[TASK STATEMENT] Copy every line of the records below that holds the word "xlabel".

[EXTRACTED ENTRIES]

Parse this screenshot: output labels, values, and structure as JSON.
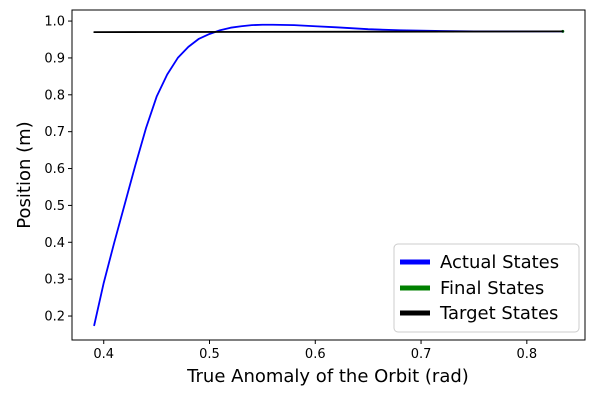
{
  "chart_data": {
    "type": "line",
    "title": "",
    "xlabel": "True Anomaly of the Orbit (rad)",
    "ylabel": "Position (m)",
    "xlim": [
      0.37,
      0.855
    ],
    "ylim": [
      0.135,
      1.03
    ],
    "xticks": [
      0.4,
      0.5,
      0.6,
      0.7,
      0.8
    ],
    "yticks": [
      0.2,
      0.3,
      0.4,
      0.5,
      0.6,
      0.7,
      0.8,
      0.9,
      1.0
    ],
    "xtick_labels": [
      "0.4",
      "0.5",
      "0.6",
      "0.7",
      "0.8"
    ],
    "ytick_labels": [
      "0.2",
      "0.3",
      "0.4",
      "0.5",
      "0.6",
      "0.7",
      "0.8",
      "0.9",
      "1.0"
    ],
    "grid": false,
    "legend_position": "bottom-right",
    "series": [
      {
        "name": "Actual States",
        "color": "#0000ff",
        "x": [
          0.391,
          0.4,
          0.41,
          0.42,
          0.43,
          0.44,
          0.45,
          0.46,
          0.47,
          0.48,
          0.49,
          0.5,
          0.51,
          0.52,
          0.53,
          0.54,
          0.55,
          0.56,
          0.58,
          0.6,
          0.62,
          0.65,
          0.68,
          0.7,
          0.72,
          0.75,
          0.78,
          0.8,
          0.834
        ],
        "y": [
          0.175,
          0.29,
          0.4,
          0.505,
          0.61,
          0.71,
          0.795,
          0.855,
          0.9,
          0.93,
          0.952,
          0.965,
          0.975,
          0.982,
          0.986,
          0.989,
          0.99,
          0.99,
          0.989,
          0.986,
          0.983,
          0.978,
          0.975,
          0.974,
          0.973,
          0.972,
          0.972,
          0.972,
          0.972
        ]
      },
      {
        "name": "Final States",
        "color": "#008000",
        "x": [
          0.834
        ],
        "y": [
          0.972
        ]
      },
      {
        "name": "Target States",
        "color": "#000000",
        "x": [
          0.391,
          0.834
        ],
        "y": [
          0.97,
          0.972
        ]
      }
    ]
  }
}
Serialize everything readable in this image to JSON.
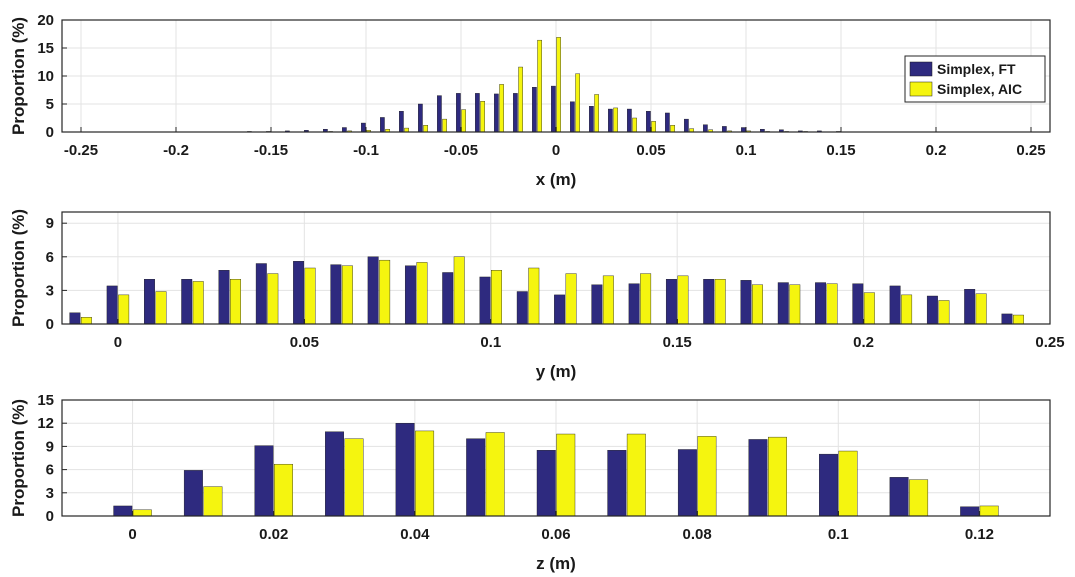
{
  "chart_data": [
    {
      "type": "bar",
      "xlabel": "x (m)",
      "ylabel": "Proportion (%)",
      "xlim": [
        -0.26,
        0.26
      ],
      "ylim": [
        0,
        20
      ],
      "xticks": [
        -0.25,
        -0.2,
        -0.15,
        -0.1,
        -0.05,
        0,
        0.05,
        0.1,
        0.15,
        0.2,
        0.25
      ],
      "xtick_labels": [
        "-0.25",
        "-0.2",
        "-0.15",
        "-0.1",
        "-0.05",
        "0",
        "0.05",
        "0.1",
        "0.15",
        "0.2",
        "0.25"
      ],
      "yticks": [
        0,
        5,
        10,
        15,
        20
      ],
      "ytick_labels": [
        "0",
        "5",
        "10",
        "15",
        "20"
      ],
      "grid": true,
      "legend": "right",
      "x": [
        -0.2,
        -0.19,
        -0.18,
        -0.17,
        -0.16,
        -0.15,
        -0.14,
        -0.13,
        -0.12,
        -0.11,
        -0.1,
        -0.09,
        -0.08,
        -0.07,
        -0.06,
        -0.05,
        -0.04,
        -0.03,
        -0.02,
        -0.01,
        0,
        0.01,
        0.02,
        0.03,
        0.04,
        0.05,
        0.06,
        0.07,
        0.08,
        0.09,
        0.1,
        0.11,
        0.12,
        0.13,
        0.14,
        0.15,
        0.16,
        0.17
      ],
      "series": [
        {
          "name": "Simplex, FT",
          "color": "#2e2a7f",
          "values": [
            0.05,
            0.05,
            0.05,
            0.05,
            0.1,
            0.1,
            0.2,
            0.3,
            0.5,
            0.8,
            1.6,
            2.6,
            3.7,
            5.0,
            6.5,
            6.9,
            6.9,
            6.8,
            6.9,
            8.0,
            8.2,
            5.4,
            4.6,
            4.1,
            4.1,
            3.7,
            3.4,
            2.3,
            1.3,
            1.0,
            0.8,
            0.5,
            0.4,
            0.2,
            0.2,
            0.1,
            0.05,
            0.05
          ]
        },
        {
          "name": "Simplex, AIC",
          "color": "#f5f50f",
          "values": [
            0.0,
            0.0,
            0.0,
            0.0,
            0.0,
            0.0,
            0.0,
            0.0,
            0.1,
            0.2,
            0.3,
            0.5,
            0.7,
            1.2,
            2.3,
            4.0,
            5.5,
            8.5,
            11.6,
            16.4,
            16.9,
            10.4,
            6.7,
            4.3,
            2.5,
            1.9,
            1.2,
            0.6,
            0.4,
            0.2,
            0.2,
            0.1,
            0.1,
            0.1,
            0.0,
            0.0,
            0.0,
            0.0
          ]
        }
      ]
    },
    {
      "type": "bar",
      "xlabel": "y (m)",
      "ylabel": "Proportion (%)",
      "xlim": [
        -0.015,
        0.25
      ],
      "ylim": [
        0,
        10
      ],
      "xticks": [
        0,
        0.05,
        0.1,
        0.15,
        0.2,
        0.25
      ],
      "xtick_labels": [
        "0",
        "0.05",
        "0.1",
        "0.15",
        "0.2",
        "0.25"
      ],
      "yticks": [
        0,
        3,
        6,
        9
      ],
      "ytick_labels": [
        "0",
        "3",
        "6",
        "9"
      ],
      "grid": true,
      "x": [
        -0.01,
        0,
        0.01,
        0.02,
        0.03,
        0.04,
        0.05,
        0.06,
        0.07,
        0.08,
        0.09,
        0.1,
        0.11,
        0.12,
        0.13,
        0.14,
        0.15,
        0.16,
        0.17,
        0.18,
        0.19,
        0.2,
        0.21,
        0.22,
        0.23,
        0.24
      ],
      "series": [
        {
          "name": "Simplex, FT",
          "color": "#2e2a7f",
          "values": [
            1.0,
            3.4,
            4.0,
            4.0,
            4.8,
            5.4,
            5.6,
            5.3,
            6.0,
            5.2,
            4.6,
            4.2,
            2.9,
            2.6,
            3.5,
            3.6,
            4.0,
            4.0,
            3.9,
            3.7,
            3.7,
            3.6,
            3.4,
            2.5,
            3.1,
            0.9
          ]
        },
        {
          "name": "Simplex, AIC",
          "color": "#f5f50f",
          "values": [
            0.6,
            2.6,
            2.9,
            3.8,
            4.0,
            4.5,
            5.0,
            5.2,
            5.7,
            5.5,
            6.0,
            4.8,
            5.0,
            4.5,
            4.3,
            4.5,
            4.3,
            4.0,
            3.5,
            3.5,
            3.6,
            2.8,
            2.6,
            2.1,
            2.7,
            0.8
          ]
        }
      ]
    },
    {
      "type": "bar",
      "xlabel": "z (m)",
      "ylabel": "Proportion (%)",
      "xlim": [
        -0.01,
        0.13
      ],
      "ylim": [
        0,
        15
      ],
      "xticks": [
        0,
        0.02,
        0.04,
        0.06,
        0.08,
        0.1,
        0.12
      ],
      "xtick_labels": [
        "0",
        "0.02",
        "0.04",
        "0.06",
        "0.08",
        "0.1",
        "0.12"
      ],
      "yticks": [
        0,
        3,
        6,
        9,
        12,
        15
      ],
      "ytick_labels": [
        "0",
        "3",
        "6",
        "9",
        "12",
        "15"
      ],
      "grid": true,
      "x": [
        0,
        0.01,
        0.02,
        0.03,
        0.04,
        0.05,
        0.06,
        0.07,
        0.08,
        0.09,
        0.1,
        0.11,
        0.12
      ],
      "series": [
        {
          "name": "Simplex, FT",
          "color": "#2e2a7f",
          "values": [
            1.3,
            5.9,
            9.1,
            10.9,
            12.0,
            10.0,
            8.5,
            8.5,
            8.6,
            9.9,
            8.0,
            5.0,
            1.2
          ]
        },
        {
          "name": "Simplex, AIC",
          "color": "#f5f50f",
          "values": [
            0.8,
            3.8,
            6.7,
            10.0,
            11.0,
            10.8,
            10.6,
            10.6,
            10.3,
            10.2,
            8.4,
            4.7,
            1.3
          ]
        }
      ]
    }
  ]
}
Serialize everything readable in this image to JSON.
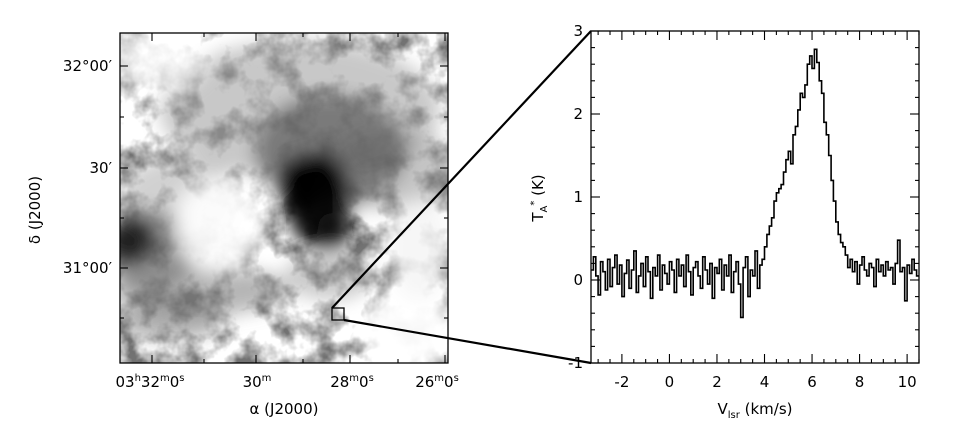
{
  "chart_data": [
    {
      "type": "heatmap",
      "colormap": "grayscale (white = low, black = high emission)",
      "ylabel": "δ (J2000)",
      "xlabel": "α (J2000)",
      "y_ticks": [
        "32°00′",
        "30′",
        "31°00′"
      ],
      "x_ticks": [
        "03h32m0s",
        "30m",
        "28m0s",
        "26m0s"
      ],
      "box_label": "",
      "grid": false
    },
    {
      "type": "line",
      "style": "step (histogram)",
      "xlabel": "Vlsr (km/s)",
      "ylabel": "TA* (K)",
      "xlim": [
        -3.3,
        10.5
      ],
      "ylim": [
        -1,
        3
      ],
      "x_ticks": [
        -2,
        0,
        2,
        4,
        6,
        8,
        10
      ],
      "y_ticks": [
        -1,
        0,
        1,
        2,
        3
      ],
      "grid": false,
      "legend": "none",
      "series": [
        {
          "x": [
            -3.3,
            -3.2,
            -3.1,
            -3.0,
            -2.9,
            -2.8,
            -2.7,
            -2.6,
            -2.5,
            -2.4,
            -2.3,
            -2.2,
            -2.1,
            -2.0,
            -1.9,
            -1.8,
            -1.7,
            -1.6,
            -1.5,
            -1.4,
            -1.3,
            -1.2,
            -1.1,
            -1.0,
            -0.9,
            -0.8,
            -0.7,
            -0.6,
            -0.5,
            -0.4,
            -0.3,
            -0.2,
            -0.1,
            0.0,
            0.1,
            0.2,
            0.3,
            0.4,
            0.5,
            0.6,
            0.7,
            0.8,
            0.9,
            1.0,
            1.1,
            1.2,
            1.3,
            1.4,
            1.5,
            1.6,
            1.7,
            1.8,
            1.9,
            2.0,
            2.1,
            2.2,
            2.3,
            2.4,
            2.5,
            2.6,
            2.7,
            2.8,
            2.9,
            3.0,
            3.1,
            3.2,
            3.3,
            3.4,
            3.5,
            3.6,
            3.7,
            3.8,
            3.9,
            4.0,
            4.1,
            4.2,
            4.3,
            4.4,
            4.5,
            4.6,
            4.7,
            4.8,
            4.9,
            5.0,
            5.1,
            5.2,
            5.3,
            5.4,
            5.5,
            5.6,
            5.7,
            5.8,
            5.9,
            6.0,
            6.1,
            6.2,
            6.3,
            6.4,
            6.5,
            6.6,
            6.7,
            6.8,
            6.9,
            7.0,
            7.1,
            7.2,
            7.3,
            7.4,
            7.5,
            7.6,
            7.7,
            7.8,
            7.9,
            8.0,
            8.1,
            8.2,
            8.3,
            8.4,
            8.5,
            8.6,
            8.7,
            8.8,
            8.9,
            9.0,
            9.1,
            9.2,
            9.3,
            9.4,
            9.5,
            9.6,
            9.7,
            9.8,
            9.9,
            10.0,
            10.1,
            10.2,
            10.3,
            10.4
          ],
          "values": [
            0.12,
            0.28,
            0.05,
            -0.18,
            0.22,
            0.1,
            -0.12,
            0.25,
            -0.08,
            0.15,
            0.3,
            -0.05,
            0.18,
            -0.2,
            0.08,
            0.24,
            -0.1,
            0.12,
            0.35,
            -0.15,
            0.05,
            0.2,
            -0.08,
            0.28,
            0.1,
            -0.22,
            0.15,
            0.05,
            0.3,
            -0.12,
            0.18,
            0.08,
            -0.05,
            0.22,
            0.12,
            -0.15,
            0.25,
            0.05,
            0.18,
            -0.08,
            0.3,
            0.1,
            -0.18,
            0.15,
            0.22,
            0.05,
            -0.1,
            0.28,
            0.12,
            -0.05,
            0.2,
            -0.22,
            0.15,
            0.08,
            0.25,
            -0.12,
            0.18,
            0.05,
            0.3,
            -0.15,
            0.1,
            0.22,
            -0.05,
            -0.45,
            0.15,
            0.28,
            -0.2,
            0.12,
            0.05,
            0.35,
            -0.1,
            0.18,
            0.25,
            0.4,
            0.55,
            0.65,
            0.75,
            0.95,
            1.05,
            1.1,
            1.15,
            1.3,
            1.45,
            1.55,
            1.4,
            1.75,
            1.85,
            2.05,
            2.25,
            2.2,
            2.35,
            2.6,
            2.7,
            2.55,
            2.78,
            2.62,
            2.4,
            2.25,
            1.9,
            1.75,
            1.5,
            1.2,
            0.95,
            0.7,
            0.55,
            0.45,
            0.4,
            0.3,
            0.15,
            0.25,
            0.1,
            0.22,
            -0.05,
            0.18,
            0.28,
            0.12,
            0.05,
            0.2,
            0.15,
            -0.08,
            0.25,
            0.1,
            0.18,
            0.05,
            0.22,
            0.12,
            0.15,
            -0.05,
            0.2,
            0.48,
            0.1,
            0.15,
            -0.25,
            0.18,
            0.08,
            0.25,
            0.12,
            0.05
          ]
        }
      ]
    }
  ]
}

[SOLUTION]
    "xlabel": "True Anomaly of the Orbit (rad)",
      "xlabel": "x (m)",
      "xlabel": "y (m)",
      "xlabel": "z (m)",
      "xlabel": "α (J2000)",
      "xlabel": "Vlsr (km/s)",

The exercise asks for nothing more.